GIVEN TASK - Out of the lines in this data, how many include "Field"? Give the number and nothing else.

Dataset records
··········

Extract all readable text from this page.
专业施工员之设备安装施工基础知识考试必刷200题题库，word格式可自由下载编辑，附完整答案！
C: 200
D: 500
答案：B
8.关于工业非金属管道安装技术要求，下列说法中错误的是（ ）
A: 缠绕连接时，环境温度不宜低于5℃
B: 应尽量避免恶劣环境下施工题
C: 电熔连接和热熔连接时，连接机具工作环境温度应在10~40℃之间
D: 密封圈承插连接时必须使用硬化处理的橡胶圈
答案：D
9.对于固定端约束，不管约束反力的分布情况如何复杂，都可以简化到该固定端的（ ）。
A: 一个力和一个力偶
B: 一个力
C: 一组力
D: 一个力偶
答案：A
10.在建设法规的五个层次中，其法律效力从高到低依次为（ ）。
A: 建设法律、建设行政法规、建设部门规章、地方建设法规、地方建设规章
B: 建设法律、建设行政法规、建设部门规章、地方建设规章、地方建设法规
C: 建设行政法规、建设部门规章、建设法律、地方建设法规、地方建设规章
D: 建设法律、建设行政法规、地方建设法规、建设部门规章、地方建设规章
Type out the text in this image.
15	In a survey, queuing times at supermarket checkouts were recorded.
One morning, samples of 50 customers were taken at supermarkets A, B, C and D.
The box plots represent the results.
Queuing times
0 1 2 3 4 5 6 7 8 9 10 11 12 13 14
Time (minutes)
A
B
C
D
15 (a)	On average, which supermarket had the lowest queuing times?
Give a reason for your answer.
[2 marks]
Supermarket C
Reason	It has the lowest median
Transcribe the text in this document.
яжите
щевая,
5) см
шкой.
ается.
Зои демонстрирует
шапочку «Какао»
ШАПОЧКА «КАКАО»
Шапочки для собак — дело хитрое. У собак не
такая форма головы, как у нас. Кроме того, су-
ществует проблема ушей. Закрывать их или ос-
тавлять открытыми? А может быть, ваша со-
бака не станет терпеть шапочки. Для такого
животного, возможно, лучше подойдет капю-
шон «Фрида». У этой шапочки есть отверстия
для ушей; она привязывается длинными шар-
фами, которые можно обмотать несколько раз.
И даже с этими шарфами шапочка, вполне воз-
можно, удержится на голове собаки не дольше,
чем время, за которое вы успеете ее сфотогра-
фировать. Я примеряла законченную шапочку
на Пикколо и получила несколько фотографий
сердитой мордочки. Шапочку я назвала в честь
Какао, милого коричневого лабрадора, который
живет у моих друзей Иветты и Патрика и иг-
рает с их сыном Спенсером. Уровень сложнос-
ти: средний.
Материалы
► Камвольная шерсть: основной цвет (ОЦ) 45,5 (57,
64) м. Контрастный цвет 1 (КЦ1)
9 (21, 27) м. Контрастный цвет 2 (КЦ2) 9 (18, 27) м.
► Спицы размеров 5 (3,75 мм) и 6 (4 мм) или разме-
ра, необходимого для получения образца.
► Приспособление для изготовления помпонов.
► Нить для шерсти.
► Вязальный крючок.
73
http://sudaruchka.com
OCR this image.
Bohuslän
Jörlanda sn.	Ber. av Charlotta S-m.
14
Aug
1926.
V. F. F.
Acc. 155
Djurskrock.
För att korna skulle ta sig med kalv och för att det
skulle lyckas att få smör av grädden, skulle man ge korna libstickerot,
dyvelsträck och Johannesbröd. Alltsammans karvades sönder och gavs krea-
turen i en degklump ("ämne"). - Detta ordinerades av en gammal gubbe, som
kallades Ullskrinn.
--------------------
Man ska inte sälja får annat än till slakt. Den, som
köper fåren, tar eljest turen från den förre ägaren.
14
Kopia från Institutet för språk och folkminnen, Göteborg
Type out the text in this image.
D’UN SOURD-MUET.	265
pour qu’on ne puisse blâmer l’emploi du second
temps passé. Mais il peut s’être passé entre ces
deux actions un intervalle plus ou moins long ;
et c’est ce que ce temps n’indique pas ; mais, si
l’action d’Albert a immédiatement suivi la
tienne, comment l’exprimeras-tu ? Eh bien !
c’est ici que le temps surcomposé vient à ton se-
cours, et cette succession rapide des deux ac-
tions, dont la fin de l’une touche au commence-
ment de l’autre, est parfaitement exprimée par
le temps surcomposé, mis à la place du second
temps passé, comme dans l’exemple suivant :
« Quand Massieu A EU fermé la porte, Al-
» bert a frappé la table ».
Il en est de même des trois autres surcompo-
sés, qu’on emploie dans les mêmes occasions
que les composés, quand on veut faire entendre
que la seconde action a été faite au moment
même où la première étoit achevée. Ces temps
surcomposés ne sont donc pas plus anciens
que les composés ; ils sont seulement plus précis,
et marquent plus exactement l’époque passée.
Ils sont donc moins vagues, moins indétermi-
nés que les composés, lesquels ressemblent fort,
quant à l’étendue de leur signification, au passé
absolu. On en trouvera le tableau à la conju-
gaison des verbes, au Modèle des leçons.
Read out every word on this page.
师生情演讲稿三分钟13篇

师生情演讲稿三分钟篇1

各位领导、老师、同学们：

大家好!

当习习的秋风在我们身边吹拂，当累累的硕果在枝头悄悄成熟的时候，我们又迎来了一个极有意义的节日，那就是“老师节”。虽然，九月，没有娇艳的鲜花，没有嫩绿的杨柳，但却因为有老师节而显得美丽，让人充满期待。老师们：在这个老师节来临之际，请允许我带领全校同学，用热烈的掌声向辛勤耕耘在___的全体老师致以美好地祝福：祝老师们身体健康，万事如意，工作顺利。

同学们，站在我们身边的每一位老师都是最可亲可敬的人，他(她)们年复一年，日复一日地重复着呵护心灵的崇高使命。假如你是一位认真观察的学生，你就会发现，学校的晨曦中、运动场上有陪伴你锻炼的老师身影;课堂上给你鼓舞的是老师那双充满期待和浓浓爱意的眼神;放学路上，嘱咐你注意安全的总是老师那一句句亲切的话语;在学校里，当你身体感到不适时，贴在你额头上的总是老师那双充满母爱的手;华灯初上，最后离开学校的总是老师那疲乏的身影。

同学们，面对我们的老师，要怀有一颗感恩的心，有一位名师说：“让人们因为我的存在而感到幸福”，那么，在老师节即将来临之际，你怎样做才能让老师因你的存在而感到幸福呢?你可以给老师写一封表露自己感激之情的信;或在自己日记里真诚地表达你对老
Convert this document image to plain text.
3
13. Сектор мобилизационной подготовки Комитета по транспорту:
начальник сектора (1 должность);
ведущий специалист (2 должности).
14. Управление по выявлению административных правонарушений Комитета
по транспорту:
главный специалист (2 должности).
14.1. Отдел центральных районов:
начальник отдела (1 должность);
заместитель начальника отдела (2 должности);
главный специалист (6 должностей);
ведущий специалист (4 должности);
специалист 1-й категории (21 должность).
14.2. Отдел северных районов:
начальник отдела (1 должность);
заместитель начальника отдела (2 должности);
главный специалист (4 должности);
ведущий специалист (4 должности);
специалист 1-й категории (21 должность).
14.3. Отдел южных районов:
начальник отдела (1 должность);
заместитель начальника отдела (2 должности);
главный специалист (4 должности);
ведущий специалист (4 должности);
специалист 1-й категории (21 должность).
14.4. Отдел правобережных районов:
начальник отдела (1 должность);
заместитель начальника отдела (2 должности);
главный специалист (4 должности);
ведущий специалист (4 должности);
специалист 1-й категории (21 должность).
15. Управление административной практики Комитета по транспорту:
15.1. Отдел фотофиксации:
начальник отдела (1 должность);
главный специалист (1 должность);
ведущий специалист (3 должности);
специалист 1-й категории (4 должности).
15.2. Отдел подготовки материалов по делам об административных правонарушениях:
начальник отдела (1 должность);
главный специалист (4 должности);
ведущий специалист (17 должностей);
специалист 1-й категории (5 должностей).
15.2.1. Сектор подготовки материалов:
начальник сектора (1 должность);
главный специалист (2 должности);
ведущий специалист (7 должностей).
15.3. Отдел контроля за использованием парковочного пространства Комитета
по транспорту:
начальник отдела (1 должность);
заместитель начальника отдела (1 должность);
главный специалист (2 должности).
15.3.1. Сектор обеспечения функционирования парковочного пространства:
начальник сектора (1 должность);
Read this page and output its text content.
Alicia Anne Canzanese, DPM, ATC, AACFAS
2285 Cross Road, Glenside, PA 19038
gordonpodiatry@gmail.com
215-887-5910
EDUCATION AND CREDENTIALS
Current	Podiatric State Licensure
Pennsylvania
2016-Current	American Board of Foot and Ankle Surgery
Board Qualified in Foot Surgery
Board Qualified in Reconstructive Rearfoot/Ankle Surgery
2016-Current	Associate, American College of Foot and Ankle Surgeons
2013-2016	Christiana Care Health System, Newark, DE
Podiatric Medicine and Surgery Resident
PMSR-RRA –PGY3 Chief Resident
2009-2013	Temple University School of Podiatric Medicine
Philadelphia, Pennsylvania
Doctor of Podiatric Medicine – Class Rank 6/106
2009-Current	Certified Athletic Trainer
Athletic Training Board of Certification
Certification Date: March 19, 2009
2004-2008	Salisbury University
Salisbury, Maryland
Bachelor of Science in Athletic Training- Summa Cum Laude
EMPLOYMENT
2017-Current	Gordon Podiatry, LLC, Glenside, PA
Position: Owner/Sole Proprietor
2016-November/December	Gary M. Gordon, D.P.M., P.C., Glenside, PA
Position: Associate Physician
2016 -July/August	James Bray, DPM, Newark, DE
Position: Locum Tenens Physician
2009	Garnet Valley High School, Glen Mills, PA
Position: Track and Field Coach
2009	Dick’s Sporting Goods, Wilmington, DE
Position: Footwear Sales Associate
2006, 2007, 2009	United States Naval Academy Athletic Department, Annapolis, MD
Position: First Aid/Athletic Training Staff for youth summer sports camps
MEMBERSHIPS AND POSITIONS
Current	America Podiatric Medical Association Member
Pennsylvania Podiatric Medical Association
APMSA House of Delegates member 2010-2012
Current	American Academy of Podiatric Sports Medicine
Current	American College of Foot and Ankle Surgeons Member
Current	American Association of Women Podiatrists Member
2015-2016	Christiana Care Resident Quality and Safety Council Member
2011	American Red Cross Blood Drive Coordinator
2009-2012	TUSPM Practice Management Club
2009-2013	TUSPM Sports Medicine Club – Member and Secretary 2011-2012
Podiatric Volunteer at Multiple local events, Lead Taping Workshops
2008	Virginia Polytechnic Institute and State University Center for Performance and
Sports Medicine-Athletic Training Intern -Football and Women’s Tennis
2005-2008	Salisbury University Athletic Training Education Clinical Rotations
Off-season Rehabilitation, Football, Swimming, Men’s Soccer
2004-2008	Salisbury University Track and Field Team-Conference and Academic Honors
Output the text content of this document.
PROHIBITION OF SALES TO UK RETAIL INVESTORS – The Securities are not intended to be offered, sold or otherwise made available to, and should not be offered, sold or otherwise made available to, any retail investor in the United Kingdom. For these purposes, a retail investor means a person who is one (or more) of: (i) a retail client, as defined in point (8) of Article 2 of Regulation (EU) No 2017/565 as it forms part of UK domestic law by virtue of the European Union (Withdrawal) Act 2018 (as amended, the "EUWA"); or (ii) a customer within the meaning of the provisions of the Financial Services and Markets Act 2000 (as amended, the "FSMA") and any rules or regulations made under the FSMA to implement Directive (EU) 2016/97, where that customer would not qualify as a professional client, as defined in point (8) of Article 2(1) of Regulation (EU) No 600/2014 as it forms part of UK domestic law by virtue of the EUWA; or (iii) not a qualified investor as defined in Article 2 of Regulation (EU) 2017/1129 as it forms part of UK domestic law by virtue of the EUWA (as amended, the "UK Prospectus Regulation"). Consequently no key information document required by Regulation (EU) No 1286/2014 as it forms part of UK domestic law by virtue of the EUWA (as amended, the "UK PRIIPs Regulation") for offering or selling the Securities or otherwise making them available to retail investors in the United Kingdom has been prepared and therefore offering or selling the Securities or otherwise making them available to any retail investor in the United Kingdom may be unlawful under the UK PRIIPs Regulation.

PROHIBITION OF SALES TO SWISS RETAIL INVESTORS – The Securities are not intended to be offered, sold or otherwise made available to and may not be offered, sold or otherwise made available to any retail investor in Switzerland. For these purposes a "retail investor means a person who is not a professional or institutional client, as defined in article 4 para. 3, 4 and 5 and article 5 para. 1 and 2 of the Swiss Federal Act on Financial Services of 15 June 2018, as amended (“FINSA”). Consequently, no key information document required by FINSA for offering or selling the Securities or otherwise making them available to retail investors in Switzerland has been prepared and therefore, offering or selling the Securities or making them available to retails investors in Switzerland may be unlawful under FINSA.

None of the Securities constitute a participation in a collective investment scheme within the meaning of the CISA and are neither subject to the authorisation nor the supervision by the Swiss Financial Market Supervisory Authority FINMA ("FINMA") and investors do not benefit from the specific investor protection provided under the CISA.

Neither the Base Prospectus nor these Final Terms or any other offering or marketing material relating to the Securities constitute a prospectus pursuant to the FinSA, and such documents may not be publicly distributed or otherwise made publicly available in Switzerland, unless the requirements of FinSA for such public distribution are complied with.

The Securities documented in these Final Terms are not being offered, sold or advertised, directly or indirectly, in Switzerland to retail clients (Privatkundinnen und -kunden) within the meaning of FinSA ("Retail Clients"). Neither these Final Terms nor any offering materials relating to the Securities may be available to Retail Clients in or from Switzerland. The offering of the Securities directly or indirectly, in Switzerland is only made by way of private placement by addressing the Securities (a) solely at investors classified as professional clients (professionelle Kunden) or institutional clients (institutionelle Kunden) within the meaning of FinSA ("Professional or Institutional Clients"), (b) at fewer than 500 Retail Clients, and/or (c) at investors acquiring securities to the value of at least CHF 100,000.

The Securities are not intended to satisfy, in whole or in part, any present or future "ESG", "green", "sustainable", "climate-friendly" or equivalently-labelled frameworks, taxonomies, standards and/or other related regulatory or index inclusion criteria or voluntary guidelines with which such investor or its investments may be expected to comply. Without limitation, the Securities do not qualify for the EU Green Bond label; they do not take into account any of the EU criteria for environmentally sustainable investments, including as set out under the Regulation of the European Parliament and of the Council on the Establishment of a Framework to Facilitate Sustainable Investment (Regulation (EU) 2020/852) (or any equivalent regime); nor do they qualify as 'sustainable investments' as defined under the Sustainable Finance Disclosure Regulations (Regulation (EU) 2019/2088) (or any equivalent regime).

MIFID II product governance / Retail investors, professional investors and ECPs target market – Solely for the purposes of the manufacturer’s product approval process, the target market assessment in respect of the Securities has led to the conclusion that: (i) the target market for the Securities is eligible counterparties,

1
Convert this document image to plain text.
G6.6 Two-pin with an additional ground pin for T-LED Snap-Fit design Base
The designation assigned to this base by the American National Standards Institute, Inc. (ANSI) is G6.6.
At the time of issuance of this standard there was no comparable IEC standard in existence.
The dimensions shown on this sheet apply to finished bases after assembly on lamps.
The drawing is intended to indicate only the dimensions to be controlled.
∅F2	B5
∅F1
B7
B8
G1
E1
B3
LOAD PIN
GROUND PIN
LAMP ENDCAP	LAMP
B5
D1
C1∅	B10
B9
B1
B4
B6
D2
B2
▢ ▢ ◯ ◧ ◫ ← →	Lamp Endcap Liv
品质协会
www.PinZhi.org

··········

SOLUTION TO THIS PROBLEM - 2